Data records
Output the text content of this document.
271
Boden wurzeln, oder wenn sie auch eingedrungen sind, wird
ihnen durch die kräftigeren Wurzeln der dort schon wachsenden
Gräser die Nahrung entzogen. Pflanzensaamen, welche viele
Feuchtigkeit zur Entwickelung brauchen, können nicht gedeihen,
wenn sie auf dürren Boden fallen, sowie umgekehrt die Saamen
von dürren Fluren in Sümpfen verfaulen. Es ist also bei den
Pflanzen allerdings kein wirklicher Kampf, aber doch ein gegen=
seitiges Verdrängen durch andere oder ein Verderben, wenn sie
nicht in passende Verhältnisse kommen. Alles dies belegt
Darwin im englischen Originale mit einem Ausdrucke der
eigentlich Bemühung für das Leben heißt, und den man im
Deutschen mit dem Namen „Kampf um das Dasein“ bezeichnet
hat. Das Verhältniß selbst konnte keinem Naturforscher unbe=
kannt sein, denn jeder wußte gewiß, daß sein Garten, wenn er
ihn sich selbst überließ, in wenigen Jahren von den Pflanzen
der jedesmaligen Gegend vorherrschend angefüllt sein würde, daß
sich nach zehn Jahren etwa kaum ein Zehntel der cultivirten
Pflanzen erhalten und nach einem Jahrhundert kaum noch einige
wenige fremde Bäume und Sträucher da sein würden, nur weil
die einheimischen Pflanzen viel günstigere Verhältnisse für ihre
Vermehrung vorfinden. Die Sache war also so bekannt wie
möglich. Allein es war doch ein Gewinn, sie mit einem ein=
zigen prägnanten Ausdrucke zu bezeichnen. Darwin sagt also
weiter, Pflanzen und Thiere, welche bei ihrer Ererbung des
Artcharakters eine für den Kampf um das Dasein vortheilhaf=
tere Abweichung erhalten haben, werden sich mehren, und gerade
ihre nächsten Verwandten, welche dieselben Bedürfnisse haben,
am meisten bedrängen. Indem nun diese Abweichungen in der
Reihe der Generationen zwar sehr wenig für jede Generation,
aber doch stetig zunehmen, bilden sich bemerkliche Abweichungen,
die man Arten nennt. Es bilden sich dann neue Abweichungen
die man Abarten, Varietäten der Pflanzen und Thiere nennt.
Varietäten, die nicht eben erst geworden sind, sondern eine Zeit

WORK TO BE COMPLETED: Restate each record exactly as written.

ANSWER TO THE TASK:
Output the text content of this document.
271
Boden wurzeln, oder wenn sie auch eingedrungen sind, wird
ihnen durch die kräftigeren Wurzeln der dort schon wachsenden
Gräser die Nahrung entzogen. Pflanzensaamen, welche viele
Feuchtigkeit zur Entwickelung brauchen, können nicht gedeihen,
wenn sie auf dürren Boden fallen, sowie umgekehrt die Saamen
von dürren Fluren in Sümpfen verfaulen. Es ist also bei den
Pflanzen allerdings kein wirklicher Kampf, aber doch ein gegen=
seitiges Verdrängen durch andere oder ein Verderben, wenn sie
nicht in passende Verhältnisse kommen. Alles dies belegt
Darwin im englischen Originale mit einem Ausdrucke der
eigentlich Bemühung für das Leben heißt, und den man im
Deutschen mit dem Namen „Kampf um das Dasein“ bezeichnet
hat. Das Verhältniß selbst konnte keinem Naturforscher unbe=
kannt sein, denn jeder wußte gewiß, daß sein Garten, wenn er
ihn sich selbst überließ, in wenigen Jahren von den Pflanzen
der jedesmaligen Gegend vorherrschend angefüllt sein würde, daß
sich nach zehn Jahren etwa kaum ein Zehntel der cultivirten
Pflanzen erhalten und nach einem Jahrhundert kaum noch einige
wenige fremde Bäume und Sträucher da sein würden, nur weil
die einheimischen Pflanzen viel günstigere Verhältnisse für ihre
Vermehrung vorfinden. Die Sache war also so bekannt wie
möglich. Allein es war doch ein Gewinn, sie mit einem ein=
zigen prägnanten Ausdrucke zu bezeichnen. Darwin sagt also
weiter, Pflanzen und Thiere, welche bei ihrer Ererbung des
Artcharakters eine für den Kampf um das Dasein vortheilhaf=
tere Abweichung erhalten haben, werden sich mehren, und gerade
ihre nächsten Verwandten, welche dieselben Bedürfnisse haben,
am meisten bedrängen. Indem nun diese Abweichungen in der
Reihe der Generationen zwar sehr wenig für jede Generation,
aber doch stetig zunehmen, bilden sich bemerkliche Abweichungen,
die man Arten nennt. Es bilden sich dann neue Abweichungen
die man Abarten, Varietäten der Pflanzen und Thiere nennt.
Varietäten, die nicht eben erst geworden sind, sondern eine Zeit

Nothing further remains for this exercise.